No images are to be carried over; print all other material exactly as it stands.

--- Start Entries shown ---

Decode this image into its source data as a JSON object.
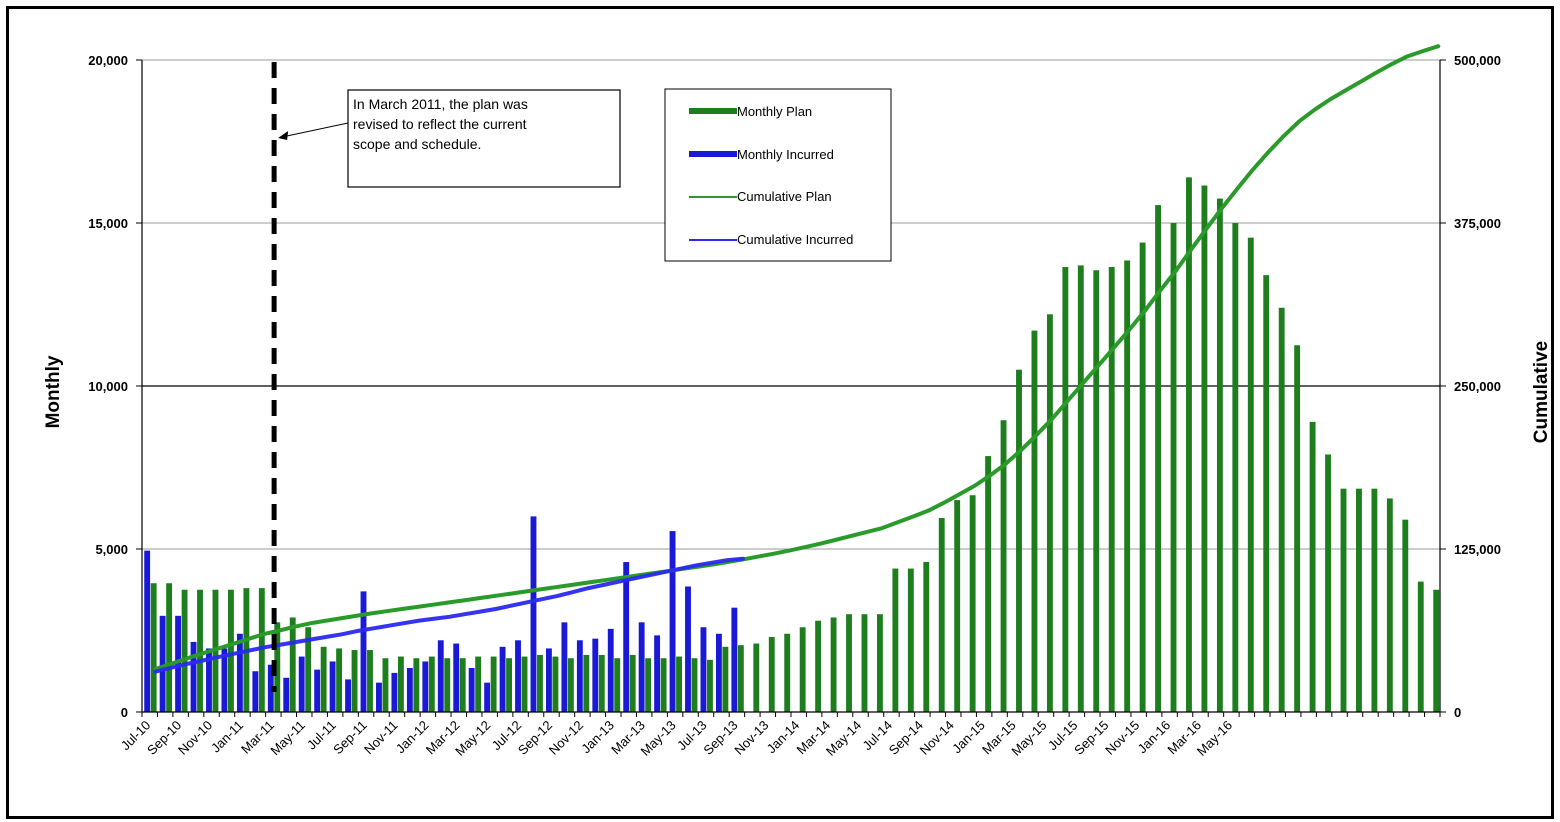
{
  "chart_data": {
    "type": "bar",
    "combo": "bar+line",
    "left_axis": {
      "title": "Monthly",
      "ylim": [
        0,
        20000
      ],
      "ticks": [
        "0",
        "5,000",
        "10,000",
        "15,000",
        "20,000"
      ],
      "tick_values": [
        0,
        5000,
        10000,
        15000,
        20000
      ]
    },
    "right_axis": {
      "title": "Cumulative",
      "ylim": [
        0,
        500000
      ],
      "ticks": [
        "0",
        "125,000",
        "250,000",
        "375,000",
        "500,000"
      ],
      "tick_values": [
        0,
        125000,
        250000,
        375000,
        500000
      ]
    },
    "grid": "horizontal at major ticks",
    "x_start": "2010-07",
    "x_labels": [
      "Jul-10",
      "Sep-10",
      "Nov-10",
      "Jan-11",
      "Mar-11",
      "May-11",
      "Jul-11",
      "Sep-11",
      "Nov-11",
      "Jan-12",
      "Mar-12",
      "May-12",
      "Jul-12",
      "Sep-12",
      "Nov-12",
      "Jan-13",
      "Mar-13",
      "May-13",
      "Jul-13",
      "Sep-13",
      "Nov-13",
      "Jan-14",
      "Mar-14",
      "May-14",
      "Jul-14",
      "Sep-14",
      "Nov-14",
      "Jan-15",
      "Mar-15",
      "May-15",
      "Jul-15",
      "Sep-15",
      "Nov-15",
      "Jan-16",
      "Mar-16",
      "May-16"
    ],
    "legend": {
      "position": "top-center",
      "items": [
        {
          "label": "Monthly Plan",
          "kind": "bar",
          "color": "#1e7e1e"
        },
        {
          "label": "Monthly Incurred",
          "kind": "bar",
          "color": "#1a1ad6"
        },
        {
          "label": "Cumulative Plan",
          "kind": "line",
          "color": "#2a9a2a"
        },
        {
          "label": "Cumulative Incurred",
          "kind": "line",
          "color": "#2a2af0"
        }
      ]
    },
    "annotation": {
      "text_lines": [
        "In March 2011, the plan was",
        "revised to reflect the current",
        "scope and schedule."
      ],
      "marker_month": "Mar-11"
    },
    "series": [
      {
        "name": "Monthly Plan",
        "axis": "left",
        "color": "#1e7e1e",
        "values": [
          3950,
          3950,
          3750,
          3750,
          3750,
          3750,
          3800,
          3800,
          2750,
          2900,
          2600,
          2000,
          1950,
          1900,
          1900,
          1650,
          1700,
          1650,
          1700,
          1650,
          1650,
          1700,
          1700,
          1650,
          1700,
          1750,
          1700,
          1650,
          1750,
          1750,
          1650,
          1750,
          1650,
          1650,
          1700,
          1650,
          1600,
          2000,
          2050,
          2100,
          2300,
          2400,
          2600,
          2800,
          2900,
          3000,
          3000,
          3000,
          4400,
          4400,
          4600,
          5950,
          6500,
          6650,
          7850,
          8950,
          10500,
          11700,
          12200,
          13650,
          13700,
          13550,
          13650,
          13850,
          14400,
          15550,
          15000,
          16400,
          16150,
          15750,
          15000,
          14550,
          13400,
          12400,
          11250,
          8900,
          7900,
          6850,
          6850,
          6850,
          6550,
          5900,
          4000,
          3750
        ]
      },
      {
        "name": "Monthly Incurred",
        "axis": "left",
        "color": "#1a1ad6",
        "values": [
          4950,
          2950,
          2950,
          2150,
          1950,
          1950,
          2400,
          1250,
          1450,
          1050,
          1700,
          1300,
          1550,
          1000,
          3700,
          900,
          1200,
          1350,
          1550,
          2200,
          2100,
          1350,
          900,
          2000,
          2200,
          6000,
          1950,
          2750,
          2200,
          2250,
          2550,
          4600,
          2750,
          2350,
          5550,
          3850,
          2600,
          2400,
          3200
        ]
      },
      {
        "name": "Cumulative Plan",
        "axis": "right",
        "color": "#2a9a2a",
        "values": [
          33000,
          37000,
          41000,
          44800,
          48500,
          52200,
          56000,
          59800,
          62500,
          65400,
          68000,
          70000,
          71900,
          73800,
          75700,
          77400,
          79100,
          80700,
          82400,
          84100,
          85700,
          87400,
          89100,
          90800,
          92500,
          94200,
          95900,
          97600,
          99300,
          101000,
          102700,
          104400,
          106100,
          107800,
          109600,
          111300,
          113000,
          115000,
          117000,
          119200,
          121400,
          123800,
          126400,
          129100,
          132000,
          135000,
          138000,
          141000,
          145400,
          149800,
          154400,
          160400,
          166900,
          173500,
          181400,
          190300,
          200800,
          212500,
          224700,
          238400,
          252100,
          265600,
          279300,
          293100,
          307500,
          323100,
          338100,
          354500,
          370600,
          386400,
          401400,
          415900,
          429300,
          441700,
          453000,
          461900,
          469800,
          476700,
          483500,
          490400,
          496900,
          502800,
          506800,
          510600
        ]
      },
      {
        "name": "Cumulative Incurred",
        "axis": "right",
        "color": "#2a2af0",
        "values": [
          31000,
          34000,
          36800,
          39400,
          42000,
          44500,
          47000,
          49500,
          51500,
          53500,
          55500,
          57500,
          59500,
          62000,
          64000,
          66000,
          68000,
          70000,
          71500,
          73000,
          75000,
          77000,
          79000,
          81500,
          84000,
          86500,
          89000,
          92000,
          95000,
          97500,
          100000,
          102500,
          105000,
          107500,
          110000,
          112500,
          114500,
          116500,
          117500
        ]
      }
    ]
  }
}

--- End Entries shown ---

Written response ▸
Decode this image into its source data as a JSON object.
{
  "chart_data": {
    "type": "bar",
    "combo": "bar+line",
    "left_axis": {
      "title": "Monthly",
      "ylim": [
        0,
        20000
      ],
      "ticks": [
        "0",
        "5,000",
        "10,000",
        "15,000",
        "20,000"
      ],
      "tick_values": [
        0,
        5000,
        10000,
        15000,
        20000
      ]
    },
    "right_axis": {
      "title": "Cumulative",
      "ylim": [
        0,
        500000
      ],
      "ticks": [
        "0",
        "125,000",
        "250,000",
        "375,000",
        "500,000"
      ],
      "tick_values": [
        0,
        125000,
        250000,
        375000,
        500000
      ]
    },
    "grid": "horizontal at major ticks",
    "x_start": "2010-07",
    "x_labels": [
      "Jul-10",
      "Sep-10",
      "Nov-10",
      "Jan-11",
      "Mar-11",
      "May-11",
      "Jul-11",
      "Sep-11",
      "Nov-11",
      "Jan-12",
      "Mar-12",
      "May-12",
      "Jul-12",
      "Sep-12",
      "Nov-12",
      "Jan-13",
      "Mar-13",
      "May-13",
      "Jul-13",
      "Sep-13",
      "Nov-13",
      "Jan-14",
      "Mar-14",
      "May-14",
      "Jul-14",
      "Sep-14",
      "Nov-14",
      "Jan-15",
      "Mar-15",
      "May-15",
      "Jul-15",
      "Sep-15",
      "Nov-15",
      "Jan-16",
      "Mar-16",
      "May-16"
    ],
    "legend": {
      "position": "top-center",
      "items": [
        {
          "label": "Monthly Plan",
          "kind": "bar",
          "color": "#1e7e1e"
        },
        {
          "label": "Monthly Incurred",
          "kind": "bar",
          "color": "#1a1ad6"
        },
        {
          "label": "Cumulative Plan",
          "kind": "line",
          "color": "#2a9a2a"
        },
        {
          "label": "Cumulative Incurred",
          "kind": "line",
          "color": "#2a2af0"
        }
      ]
    },
    "annotation": {
      "text_lines": [
        "In March 2011, the plan was",
        "revised to reflect the current",
        "scope and schedule."
      ],
      "marker_month": "Mar-11"
    },
    "series": [
      {
        "name": "Monthly Plan",
        "axis": "left",
        "color": "#1e7e1e",
        "values": [
          3950,
          3950,
          3750,
          3750,
          3750,
          3750,
          3800,
          3800,
          2750,
          2900,
          2600,
          2000,
          1950,
          1900,
          1900,
          1650,
          1700,
          1650,
          1700,
          1650,
          1650,
          1700,
          1700,
          1650,
          1700,
          1750,
          1700,
          1650,
          1750,
          1750,
          1650,
          1750,
          1650,
          1650,
          1700,
          1650,
          1600,
          2000,
          2050,
          2100,
          2300,
          2400,
          2600,
          2800,
          2900,
          3000,
          3000,
          3000,
          4400,
          4400,
          4600,
          5950,
          6500,
          6650,
          7850,
          8950,
          10500,
          11700,
          12200,
          13650,
          13700,
          13550,
          13650,
          13850,
          14400,
          15550,
          15000,
          16400,
          16150,
          15750,
          15000,
          14550,
          13400,
          12400,
          11250,
          8900,
          7900,
          6850,
          6850,
          6850,
          6550,
          5900,
          4000,
          3750
        ]
      },
      {
        "name": "Monthly Incurred",
        "axis": "left",
        "color": "#1a1ad6",
        "values": [
          4950,
          2950,
          2950,
          2150,
          1950,
          1950,
          2400,
          1250,
          1450,
          1050,
          1700,
          1300,
          1550,
          1000,
          3700,
          900,
          1200,
          1350,
          1550,
          2200,
          2100,
          1350,
          900,
          2000,
          2200,
          6000,
          1950,
          2750,
          2200,
          2250,
          2550,
          4600,
          2750,
          2350,
          5550,
          3850,
          2600,
          2400,
          3200
        ]
      },
      {
        "name": "Cumulative Plan",
        "axis": "right",
        "color": "#2a9a2a",
        "values": [
          33000,
          37000,
          41000,
          44800,
          48500,
          52200,
          56000,
          59800,
          62500,
          65400,
          68000,
          70000,
          71900,
          73800,
          75700,
          77400,
          79100,
          80700,
          82400,
          84100,
          85700,
          87400,
          89100,
          90800,
          92500,
          94200,
          95900,
          97600,
          99300,
          101000,
          102700,
          104400,
          106100,
          107800,
          109600,
          111300,
          113000,
          115000,
          117000,
          119200,
          121400,
          123800,
          126400,
          129100,
          132000,
          135000,
          138000,
          141000,
          145400,
          149800,
          154400,
          160400,
          166900,
          173500,
          181400,
          190300,
          200800,
          212500,
          224700,
          238400,
          252100,
          265600,
          279300,
          293100,
          307500,
          323100,
          338100,
          354500,
          370600,
          386400,
          401400,
          415900,
          429300,
          441700,
          453000,
          461900,
          469800,
          476700,
          483500,
          490400,
          496900,
          502800,
          506800,
          510600
        ]
      },
      {
        "name": "Cumulative Incurred",
        "axis": "right",
        "color": "#2a2af0",
        "values": [
          31000,
          34000,
          36800,
          39400,
          42000,
          44500,
          47000,
          49500,
          51500,
          53500,
          55500,
          57500,
          59500,
          62000,
          64000,
          66000,
          68000,
          70000,
          71500,
          73000,
          75000,
          77000,
          79000,
          81500,
          84000,
          86500,
          89000,
          92000,
          95000,
          97500,
          100000,
          102500,
          105000,
          107500,
          110000,
          112500,
          114500,
          116500,
          117500
        ]
      }
    ]
  }
}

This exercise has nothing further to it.